#### Problem to solve:
Copy out the lines of data between the one containing "x-tick-label: 50 xyxy=(114,386,123,394)" and the one containing "y-tick-label: 0 xyxy=(37,67,41,75)", inclusive, reproducing each one unchanged.

Start

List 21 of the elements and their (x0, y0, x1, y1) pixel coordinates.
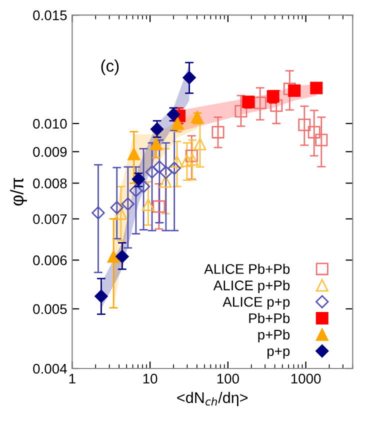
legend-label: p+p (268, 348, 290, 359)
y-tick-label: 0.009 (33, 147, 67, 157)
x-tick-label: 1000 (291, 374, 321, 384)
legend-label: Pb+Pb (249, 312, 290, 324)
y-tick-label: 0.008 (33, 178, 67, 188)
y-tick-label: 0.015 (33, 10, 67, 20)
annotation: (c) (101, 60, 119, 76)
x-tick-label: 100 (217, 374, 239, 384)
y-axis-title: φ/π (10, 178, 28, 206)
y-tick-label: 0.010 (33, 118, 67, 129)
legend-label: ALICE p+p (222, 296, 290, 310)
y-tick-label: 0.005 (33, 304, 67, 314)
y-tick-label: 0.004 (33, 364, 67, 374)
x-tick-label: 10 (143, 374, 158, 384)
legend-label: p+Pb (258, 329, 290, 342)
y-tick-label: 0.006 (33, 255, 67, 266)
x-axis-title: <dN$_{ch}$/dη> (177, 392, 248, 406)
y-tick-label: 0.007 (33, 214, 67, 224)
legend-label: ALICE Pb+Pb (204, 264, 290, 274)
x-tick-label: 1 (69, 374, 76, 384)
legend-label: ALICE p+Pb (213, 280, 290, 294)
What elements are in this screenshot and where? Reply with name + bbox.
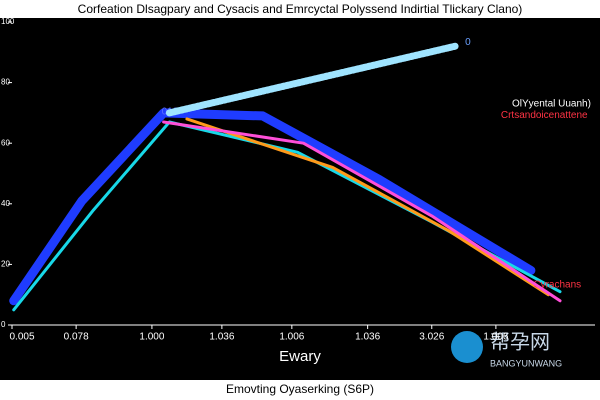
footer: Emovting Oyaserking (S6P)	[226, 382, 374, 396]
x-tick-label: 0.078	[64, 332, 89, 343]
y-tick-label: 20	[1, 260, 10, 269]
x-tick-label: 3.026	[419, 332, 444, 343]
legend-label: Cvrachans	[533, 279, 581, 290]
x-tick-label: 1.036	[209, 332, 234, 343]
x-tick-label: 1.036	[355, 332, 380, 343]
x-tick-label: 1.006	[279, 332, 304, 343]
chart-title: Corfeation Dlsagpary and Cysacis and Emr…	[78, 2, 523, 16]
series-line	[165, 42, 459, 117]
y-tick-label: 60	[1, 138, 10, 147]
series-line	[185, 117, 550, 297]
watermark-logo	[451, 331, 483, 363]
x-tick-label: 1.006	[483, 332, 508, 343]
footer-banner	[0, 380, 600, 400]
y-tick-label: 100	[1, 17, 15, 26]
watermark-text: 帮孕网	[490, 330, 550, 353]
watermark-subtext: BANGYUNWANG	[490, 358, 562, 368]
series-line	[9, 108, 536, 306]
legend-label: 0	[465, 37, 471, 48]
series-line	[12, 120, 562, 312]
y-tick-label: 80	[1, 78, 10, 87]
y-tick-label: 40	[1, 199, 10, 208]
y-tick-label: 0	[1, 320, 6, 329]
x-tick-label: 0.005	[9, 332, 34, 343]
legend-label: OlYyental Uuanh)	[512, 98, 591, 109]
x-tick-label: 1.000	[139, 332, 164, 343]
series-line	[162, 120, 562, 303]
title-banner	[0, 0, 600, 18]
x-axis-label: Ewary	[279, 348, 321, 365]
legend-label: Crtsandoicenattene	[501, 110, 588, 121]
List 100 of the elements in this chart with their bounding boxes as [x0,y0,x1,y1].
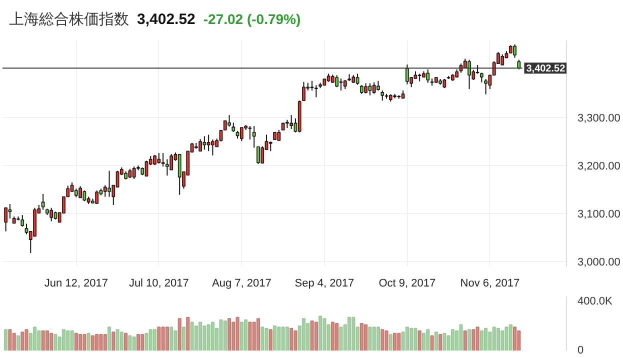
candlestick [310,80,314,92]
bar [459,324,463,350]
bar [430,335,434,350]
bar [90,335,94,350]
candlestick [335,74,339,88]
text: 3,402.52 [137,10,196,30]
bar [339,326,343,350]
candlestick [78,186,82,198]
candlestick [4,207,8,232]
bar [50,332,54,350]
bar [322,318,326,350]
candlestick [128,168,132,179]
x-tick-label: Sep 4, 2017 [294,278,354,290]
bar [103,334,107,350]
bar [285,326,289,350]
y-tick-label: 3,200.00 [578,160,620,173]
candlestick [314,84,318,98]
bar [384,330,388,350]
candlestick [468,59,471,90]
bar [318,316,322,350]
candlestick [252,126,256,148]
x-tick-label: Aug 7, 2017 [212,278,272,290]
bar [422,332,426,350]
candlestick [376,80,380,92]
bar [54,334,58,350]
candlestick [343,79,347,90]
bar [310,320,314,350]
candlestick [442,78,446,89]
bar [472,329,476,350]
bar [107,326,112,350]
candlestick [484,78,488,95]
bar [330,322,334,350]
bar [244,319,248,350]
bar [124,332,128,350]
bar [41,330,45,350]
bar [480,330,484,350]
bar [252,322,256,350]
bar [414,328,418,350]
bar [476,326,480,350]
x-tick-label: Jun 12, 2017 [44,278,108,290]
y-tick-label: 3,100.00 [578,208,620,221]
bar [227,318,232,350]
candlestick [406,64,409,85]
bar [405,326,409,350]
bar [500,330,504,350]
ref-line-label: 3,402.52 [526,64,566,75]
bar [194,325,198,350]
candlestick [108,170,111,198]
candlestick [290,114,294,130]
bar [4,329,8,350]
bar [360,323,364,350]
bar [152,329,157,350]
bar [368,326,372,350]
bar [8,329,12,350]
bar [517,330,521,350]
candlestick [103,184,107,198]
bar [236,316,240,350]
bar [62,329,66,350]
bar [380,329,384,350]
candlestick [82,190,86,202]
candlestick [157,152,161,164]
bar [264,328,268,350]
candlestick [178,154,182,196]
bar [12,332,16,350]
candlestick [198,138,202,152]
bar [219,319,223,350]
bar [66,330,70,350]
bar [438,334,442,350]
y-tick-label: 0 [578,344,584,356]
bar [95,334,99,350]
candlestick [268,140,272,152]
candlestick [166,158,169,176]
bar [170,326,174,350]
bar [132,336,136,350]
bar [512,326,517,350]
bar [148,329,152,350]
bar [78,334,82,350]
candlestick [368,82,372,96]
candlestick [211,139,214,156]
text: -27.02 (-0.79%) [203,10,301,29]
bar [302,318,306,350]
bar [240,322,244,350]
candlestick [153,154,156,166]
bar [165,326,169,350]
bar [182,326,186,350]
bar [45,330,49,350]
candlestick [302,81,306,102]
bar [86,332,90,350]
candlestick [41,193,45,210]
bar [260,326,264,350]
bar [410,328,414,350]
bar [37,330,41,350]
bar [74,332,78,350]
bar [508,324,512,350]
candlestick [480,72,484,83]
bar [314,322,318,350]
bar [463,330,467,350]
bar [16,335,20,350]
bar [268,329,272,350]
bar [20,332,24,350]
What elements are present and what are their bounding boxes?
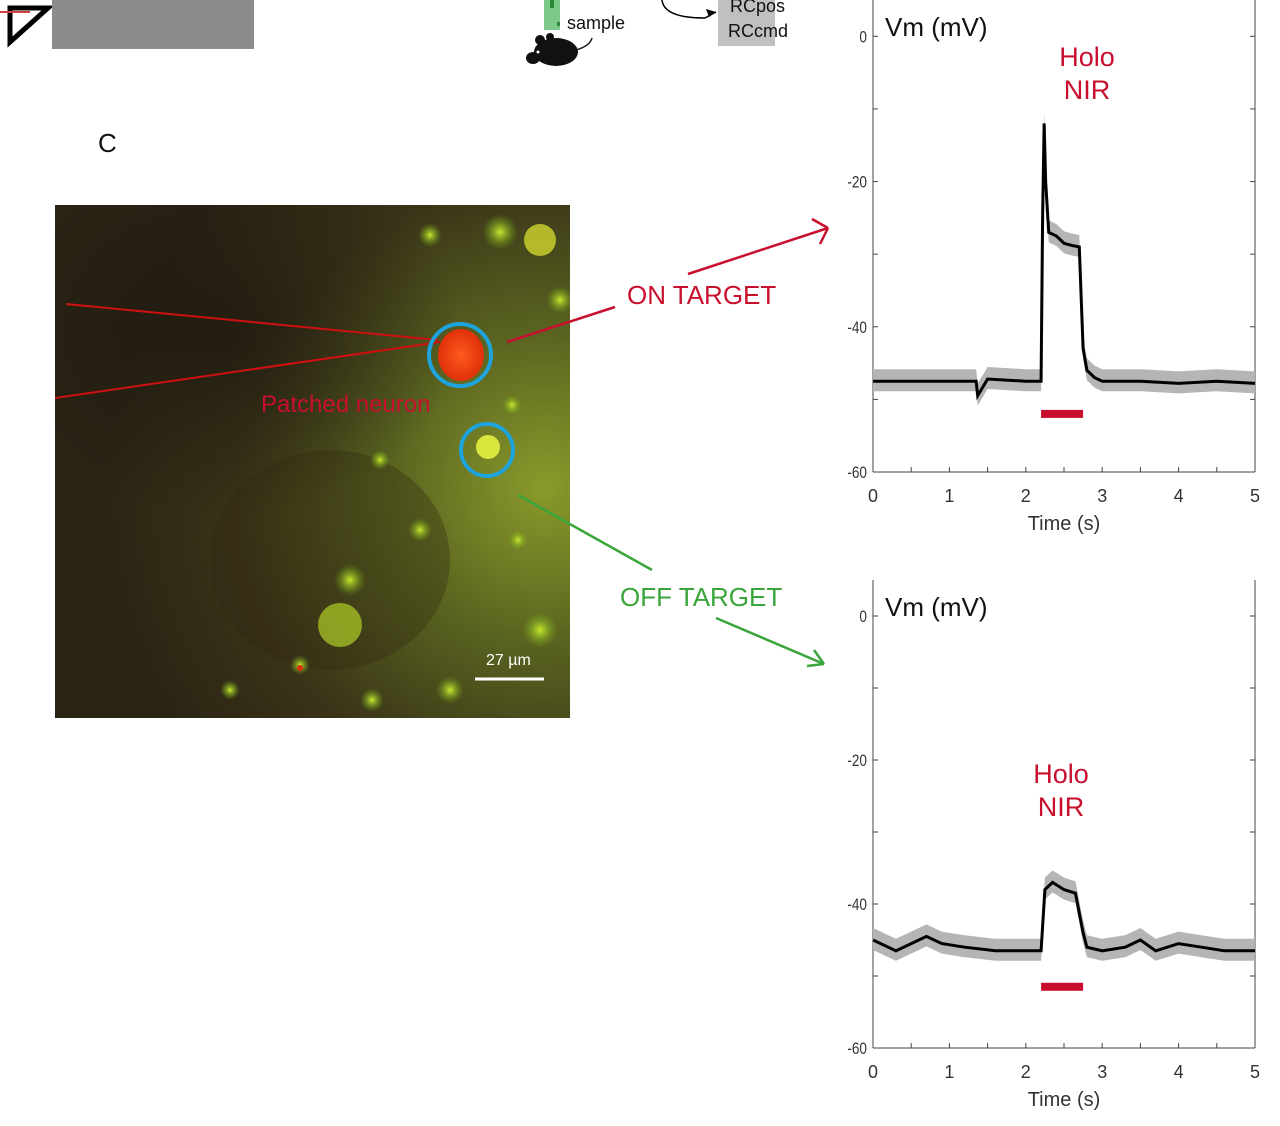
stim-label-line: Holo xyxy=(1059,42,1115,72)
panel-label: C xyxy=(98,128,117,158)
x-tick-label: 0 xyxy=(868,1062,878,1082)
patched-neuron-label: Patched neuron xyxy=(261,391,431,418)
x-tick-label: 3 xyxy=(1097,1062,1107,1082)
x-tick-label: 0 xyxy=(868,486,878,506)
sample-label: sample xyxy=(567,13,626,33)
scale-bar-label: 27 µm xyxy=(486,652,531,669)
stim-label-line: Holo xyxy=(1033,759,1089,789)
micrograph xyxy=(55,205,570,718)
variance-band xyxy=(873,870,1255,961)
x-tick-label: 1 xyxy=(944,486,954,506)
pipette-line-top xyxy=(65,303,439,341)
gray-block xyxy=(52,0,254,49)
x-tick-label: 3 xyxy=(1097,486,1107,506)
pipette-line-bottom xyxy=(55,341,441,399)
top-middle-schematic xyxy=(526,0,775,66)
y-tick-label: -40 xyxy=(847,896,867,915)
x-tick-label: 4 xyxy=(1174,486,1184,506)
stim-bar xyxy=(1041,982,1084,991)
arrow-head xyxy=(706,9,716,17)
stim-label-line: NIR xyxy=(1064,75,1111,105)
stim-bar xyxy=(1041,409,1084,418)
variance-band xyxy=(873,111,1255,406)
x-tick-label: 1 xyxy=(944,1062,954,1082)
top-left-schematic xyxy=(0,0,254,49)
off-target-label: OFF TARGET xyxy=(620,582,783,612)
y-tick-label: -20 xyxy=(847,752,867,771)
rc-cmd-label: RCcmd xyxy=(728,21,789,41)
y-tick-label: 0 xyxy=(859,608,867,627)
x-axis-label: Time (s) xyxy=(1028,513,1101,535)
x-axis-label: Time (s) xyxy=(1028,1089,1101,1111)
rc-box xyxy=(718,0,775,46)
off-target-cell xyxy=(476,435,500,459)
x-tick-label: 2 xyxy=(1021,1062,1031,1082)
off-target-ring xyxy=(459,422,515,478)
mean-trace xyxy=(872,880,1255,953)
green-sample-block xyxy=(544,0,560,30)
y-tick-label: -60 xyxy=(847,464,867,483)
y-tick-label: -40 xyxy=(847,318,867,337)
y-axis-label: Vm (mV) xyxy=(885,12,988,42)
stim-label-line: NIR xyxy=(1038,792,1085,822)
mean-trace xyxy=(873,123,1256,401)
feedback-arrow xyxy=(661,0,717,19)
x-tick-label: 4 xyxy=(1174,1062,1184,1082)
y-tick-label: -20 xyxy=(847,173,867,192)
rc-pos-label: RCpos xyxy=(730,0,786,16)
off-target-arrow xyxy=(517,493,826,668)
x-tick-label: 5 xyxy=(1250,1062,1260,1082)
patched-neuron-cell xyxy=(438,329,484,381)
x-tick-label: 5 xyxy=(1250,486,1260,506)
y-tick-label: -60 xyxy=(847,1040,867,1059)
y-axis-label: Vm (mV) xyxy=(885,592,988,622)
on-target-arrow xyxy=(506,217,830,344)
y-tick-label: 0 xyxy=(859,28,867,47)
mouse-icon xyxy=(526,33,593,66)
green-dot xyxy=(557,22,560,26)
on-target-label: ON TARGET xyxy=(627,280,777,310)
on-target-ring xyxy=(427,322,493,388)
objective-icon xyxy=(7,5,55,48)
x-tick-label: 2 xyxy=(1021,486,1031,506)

End
Start

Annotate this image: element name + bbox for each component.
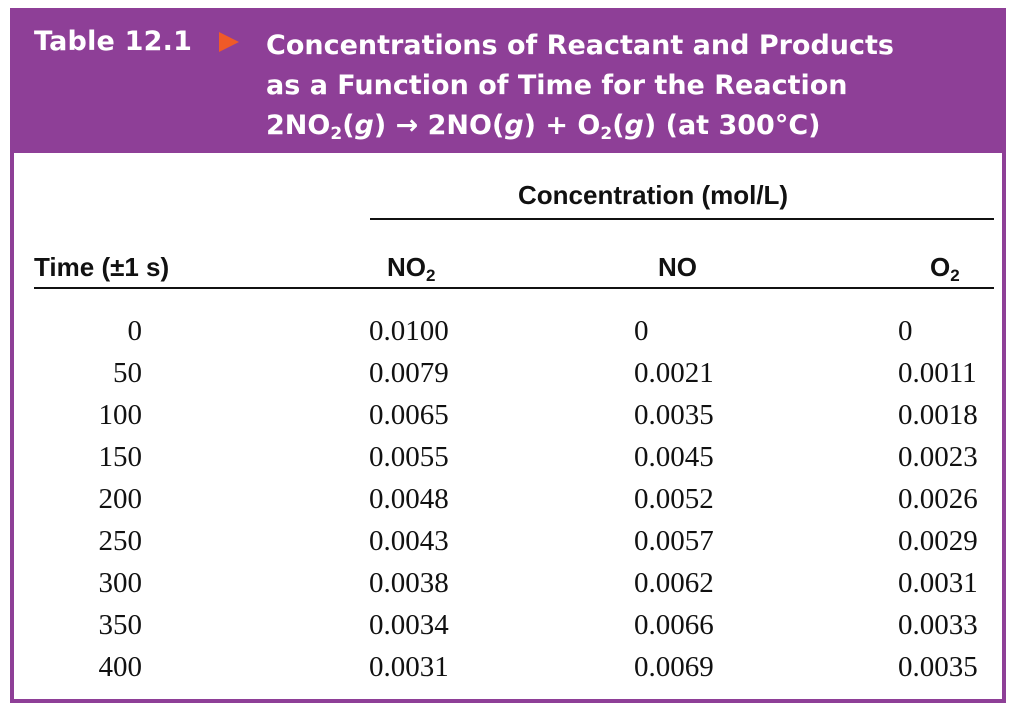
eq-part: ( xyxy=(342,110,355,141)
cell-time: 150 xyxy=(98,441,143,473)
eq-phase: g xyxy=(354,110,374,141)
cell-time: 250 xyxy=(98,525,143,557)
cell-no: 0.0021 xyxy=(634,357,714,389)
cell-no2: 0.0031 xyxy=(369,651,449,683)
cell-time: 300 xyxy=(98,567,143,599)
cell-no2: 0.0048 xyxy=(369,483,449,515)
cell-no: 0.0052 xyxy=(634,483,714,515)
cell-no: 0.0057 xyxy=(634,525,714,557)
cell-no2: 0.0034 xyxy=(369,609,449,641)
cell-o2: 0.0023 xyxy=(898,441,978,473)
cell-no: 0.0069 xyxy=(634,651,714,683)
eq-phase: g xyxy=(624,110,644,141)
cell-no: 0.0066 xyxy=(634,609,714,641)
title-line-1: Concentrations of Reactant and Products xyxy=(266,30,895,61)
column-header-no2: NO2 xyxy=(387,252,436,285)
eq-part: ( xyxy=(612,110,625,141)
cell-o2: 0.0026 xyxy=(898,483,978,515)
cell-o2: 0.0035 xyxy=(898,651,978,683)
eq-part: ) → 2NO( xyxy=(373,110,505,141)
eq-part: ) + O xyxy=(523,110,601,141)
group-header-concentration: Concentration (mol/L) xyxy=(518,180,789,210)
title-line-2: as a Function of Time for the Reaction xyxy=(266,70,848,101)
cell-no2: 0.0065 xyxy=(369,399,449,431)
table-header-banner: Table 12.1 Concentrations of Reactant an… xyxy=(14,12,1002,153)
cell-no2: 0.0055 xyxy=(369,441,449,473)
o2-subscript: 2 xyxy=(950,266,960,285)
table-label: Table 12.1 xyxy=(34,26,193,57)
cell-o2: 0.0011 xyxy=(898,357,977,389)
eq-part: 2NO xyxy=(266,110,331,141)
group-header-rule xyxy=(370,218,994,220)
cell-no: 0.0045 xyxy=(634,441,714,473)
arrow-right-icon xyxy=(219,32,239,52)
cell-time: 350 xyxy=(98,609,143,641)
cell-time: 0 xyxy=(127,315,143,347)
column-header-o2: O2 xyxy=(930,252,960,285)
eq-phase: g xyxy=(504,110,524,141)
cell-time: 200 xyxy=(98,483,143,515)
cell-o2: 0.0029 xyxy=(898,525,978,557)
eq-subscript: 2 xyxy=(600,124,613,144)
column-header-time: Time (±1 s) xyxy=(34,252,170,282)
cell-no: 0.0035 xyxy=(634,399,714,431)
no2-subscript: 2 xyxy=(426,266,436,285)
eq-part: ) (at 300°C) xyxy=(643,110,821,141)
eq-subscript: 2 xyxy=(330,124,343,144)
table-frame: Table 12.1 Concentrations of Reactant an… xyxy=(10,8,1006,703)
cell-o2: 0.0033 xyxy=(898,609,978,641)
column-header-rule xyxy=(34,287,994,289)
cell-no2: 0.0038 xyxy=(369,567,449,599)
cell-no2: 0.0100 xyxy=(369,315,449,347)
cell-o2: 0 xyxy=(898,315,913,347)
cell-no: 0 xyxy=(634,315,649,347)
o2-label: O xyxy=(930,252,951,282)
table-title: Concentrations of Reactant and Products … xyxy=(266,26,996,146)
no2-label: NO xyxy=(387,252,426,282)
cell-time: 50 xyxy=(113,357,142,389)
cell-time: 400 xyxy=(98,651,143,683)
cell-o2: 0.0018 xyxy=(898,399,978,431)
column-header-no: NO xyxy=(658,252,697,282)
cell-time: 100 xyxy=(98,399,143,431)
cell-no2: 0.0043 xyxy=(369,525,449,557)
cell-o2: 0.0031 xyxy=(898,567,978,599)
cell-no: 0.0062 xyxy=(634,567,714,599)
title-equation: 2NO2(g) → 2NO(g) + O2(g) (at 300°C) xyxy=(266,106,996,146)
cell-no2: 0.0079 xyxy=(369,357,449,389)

End
Start

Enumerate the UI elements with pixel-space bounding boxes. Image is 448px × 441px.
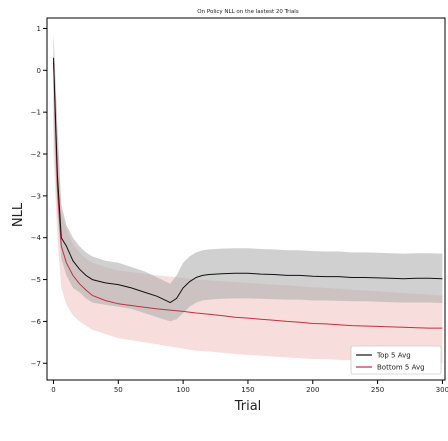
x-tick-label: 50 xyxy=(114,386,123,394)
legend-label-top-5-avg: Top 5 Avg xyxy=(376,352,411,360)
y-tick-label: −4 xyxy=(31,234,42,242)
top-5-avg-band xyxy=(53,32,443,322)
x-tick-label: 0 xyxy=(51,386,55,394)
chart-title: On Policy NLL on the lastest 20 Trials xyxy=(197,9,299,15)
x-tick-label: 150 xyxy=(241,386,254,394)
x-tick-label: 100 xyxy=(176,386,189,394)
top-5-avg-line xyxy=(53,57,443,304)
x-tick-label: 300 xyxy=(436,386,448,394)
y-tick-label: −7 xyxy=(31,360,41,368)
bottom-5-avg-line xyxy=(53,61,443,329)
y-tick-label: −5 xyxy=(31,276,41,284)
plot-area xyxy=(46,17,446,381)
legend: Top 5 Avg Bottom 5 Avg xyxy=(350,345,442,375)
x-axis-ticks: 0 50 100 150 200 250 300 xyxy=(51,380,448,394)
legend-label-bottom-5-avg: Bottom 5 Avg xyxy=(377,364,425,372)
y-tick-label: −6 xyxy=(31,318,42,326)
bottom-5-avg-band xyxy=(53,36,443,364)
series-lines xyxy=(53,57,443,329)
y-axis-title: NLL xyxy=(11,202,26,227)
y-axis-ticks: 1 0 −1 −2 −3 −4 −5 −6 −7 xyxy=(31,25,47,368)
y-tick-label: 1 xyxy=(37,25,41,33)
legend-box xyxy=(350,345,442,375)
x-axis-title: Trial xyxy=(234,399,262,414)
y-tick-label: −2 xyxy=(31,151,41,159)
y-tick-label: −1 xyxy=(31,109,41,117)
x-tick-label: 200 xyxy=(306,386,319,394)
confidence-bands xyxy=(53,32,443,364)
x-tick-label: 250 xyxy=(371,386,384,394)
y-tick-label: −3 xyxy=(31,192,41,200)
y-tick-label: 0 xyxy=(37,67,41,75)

End

#### Correct answer:
x-tick-label: 50 xyxy=(114,386,123,394)
legend-label-top-5-avg: Top 5 Avg xyxy=(376,352,411,360)
y-tick-label: −4 xyxy=(31,234,42,242)
top-5-avg-band xyxy=(53,32,443,322)
x-tick-label: 0 xyxy=(51,386,55,394)
chart-title: On Policy NLL on the lastest 20 Trials xyxy=(197,9,299,15)
x-tick-label: 150 xyxy=(241,386,254,394)
x-tick-label: 100 xyxy=(176,386,189,394)
top-5-avg-line xyxy=(53,57,443,304)
x-tick-label: 300 xyxy=(436,386,448,394)
y-tick-label: −7 xyxy=(31,360,41,368)
bottom-5-avg-line xyxy=(53,61,443,329)
y-tick-label: −5 xyxy=(31,276,41,284)
plot-area xyxy=(46,17,446,381)
legend: Top 5 Avg Bottom 5 Avg xyxy=(350,345,442,375)
x-axis-ticks: 0 50 100 150 200 250 300 xyxy=(51,380,448,394)
legend-label-bottom-5-avg: Bottom 5 Avg xyxy=(377,364,425,372)
y-tick-label: −6 xyxy=(31,318,42,326)
bottom-5-avg-band xyxy=(53,36,443,364)
series-lines xyxy=(53,57,443,329)
y-axis-title: NLL xyxy=(11,202,26,227)
y-axis-ticks: 1 0 −1 −2 −3 −4 −5 −6 −7 xyxy=(31,25,47,368)
y-tick-label: 1 xyxy=(37,25,41,33)
legend-box xyxy=(350,345,442,375)
x-axis-title: Trial xyxy=(234,399,262,414)
y-tick-label: −2 xyxy=(31,151,41,159)
y-tick-label: −1 xyxy=(31,109,41,117)
x-tick-label: 200 xyxy=(306,386,319,394)
confidence-bands xyxy=(53,32,443,364)
x-tick-label: 250 xyxy=(371,386,384,394)
y-tick-label: −3 xyxy=(31,192,41,200)
y-tick-label: 0 xyxy=(37,67,41,75)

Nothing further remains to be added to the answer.